● Document segment:
· · · ·
Performance Comparison of Condition Variables and Atomics in C++20

Contents[Show]

After the introduction to std::atomic_flag in my last post Synchronization with Atomics in C++20, I want to dive deeper. Today, I create a ping-pong game using condition variables, std::atomic_flag, and std::atomic<bool>. Let's play.

 TimelineCpp20CoreLanguage

The key question I want to answer in this post is the following: What is the fastest way to synchronize threads in C++20? I use in this post three different data types: std::condition_variable, std::atomic_flag, and std::atomic<bool>.

To get comparable numbers, I implement a ping-pong game. One thread executes a ping function and the other thread a pong function. For simplicity reasons, I call the thread executing the ping function the ping thread and the other thread the pong thread. The ping thread waits for the notification of the pong threads and sends the notification back to the pong thread. The game stops after 1,000,000 ball changes. I perform each game five times to get comparable performance numbers.

I made my performance test with the brand new Visual Studio compiler because it already supports synchronization with atomics. Additionally, I compiled the examples with maximum optimization (/Ox).

windowsCompiler

Let me start with the C++11.

Condition Variables

 

// pingPongConditionVariable.cpp

#include <condition_variable>
#include <iostream>
#include <atomic>
#include <thread>

bool dataReady{false};

std::mutex mutex_;
std::condition_variable condVar1;          // (1)
std::condition_variable condVar2;          // (2)

std::atomic<int> counter{};
constexpr int countlimit = 1'000'000;

void ping() {

    while(counter <= countlimit) {
        {
            std::unique_lock<std::mutex> lck(mutex_);
            condVar1.wait(lck, []{return dataReady == false;});
            dataReady = true;
        }
        ++counter;                          
        condVar2.notify_one();              // (3)
· · · ·
● Supplied data:
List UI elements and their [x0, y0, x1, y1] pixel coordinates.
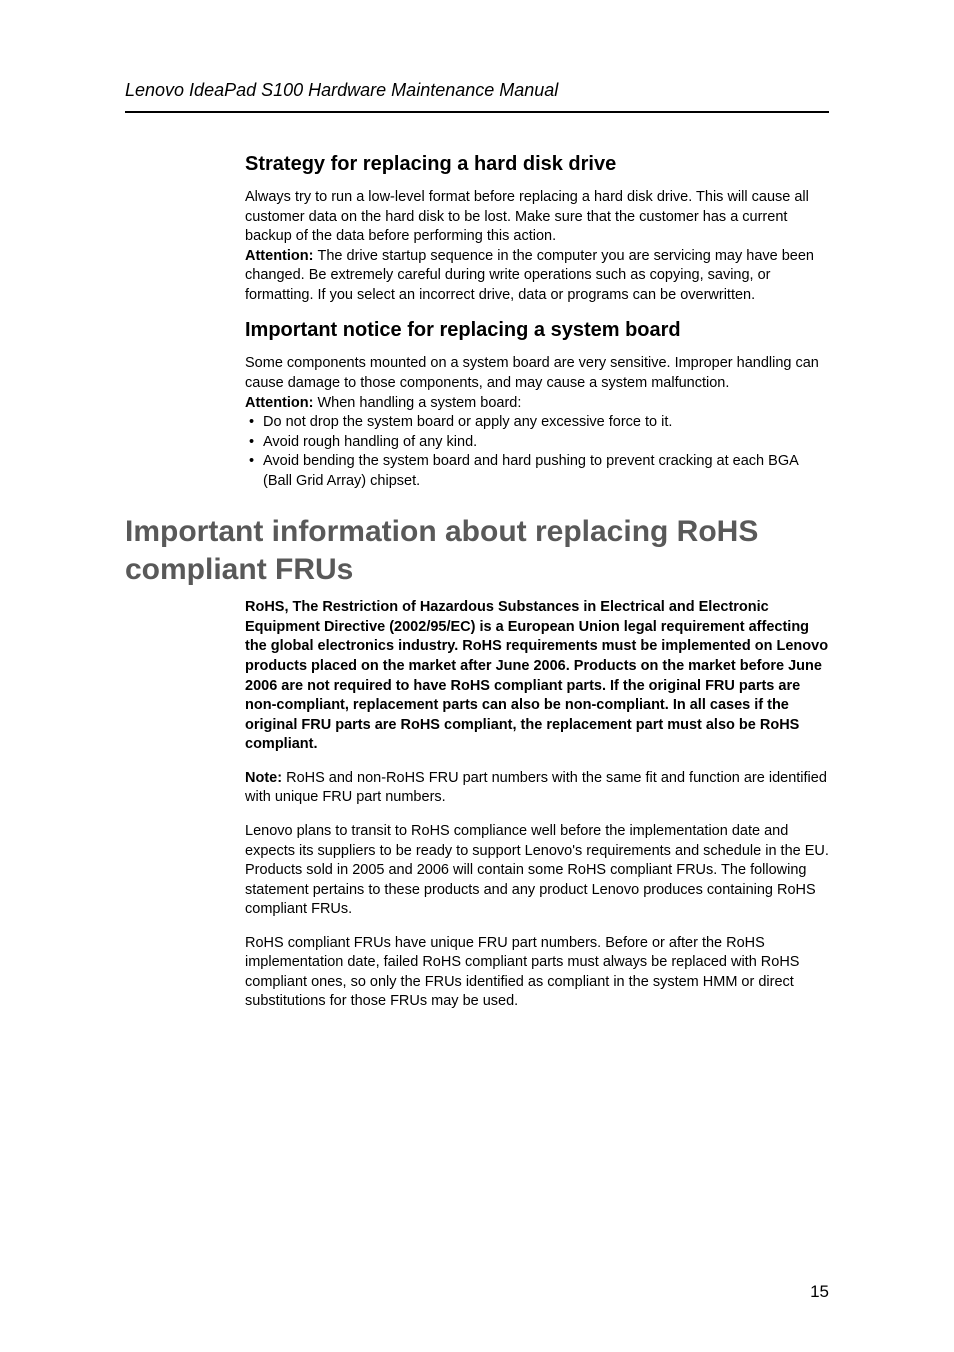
· · · ·
● Instructions for the task: Continue the article comparing condition variables and atomics in C++20 from the point where it stops.

● Response to this task:
  }
}

void pong() {

    while(counter < countlimit) {  
        {
            std::unique_lock<std::mutex> lck(mutex_);
            condVar2.wait(lck, []{return dataReady == true;});
            dataReady = false;
        }
        condVar1.notify_one();            // (3)
  }

}

int main(){

    auto start = std::chrono::system_clock::now();  

    std::thread t1(ping);
    std::thread t2(pong);

    t1.join();
    t2.join();
  
    std::chrono::duration<double> dur = std::chrono::system_clock::now() - start;
    std::cout << "Duration: " << dur.count() << " seconds" << std::endl;

}

 

I use two condition variables in the program: condVar1 and condVar2 (line 1 and 2). The ping thread wait for the notification of condVar1 and sends its notification with condVar2. dataReady protects against spurious and lost wakeups (see "C++ Core Guidelines: Be Aware of the Traps of Condition Variables"). The ping-pong game ends when counter reaches the countlimit. The nofication_one calls (lines 3) and the counter are thread-safe and are, therefore, outside the critical region.

Here are the numbers:

pingPongConditionVariable

The average execution time is 0.52 seconds.

Porting this play to std::atomic_flags's in C++20 is straightforward.

std::atomic_flag

Here is the play using two atomic flags.

Two Atomic Flags

In the following program, I replace the waiting on the condition variable with the waiting on the atomic flag and the notification of the condition variable with the setting of the atomic flag followed by the notification.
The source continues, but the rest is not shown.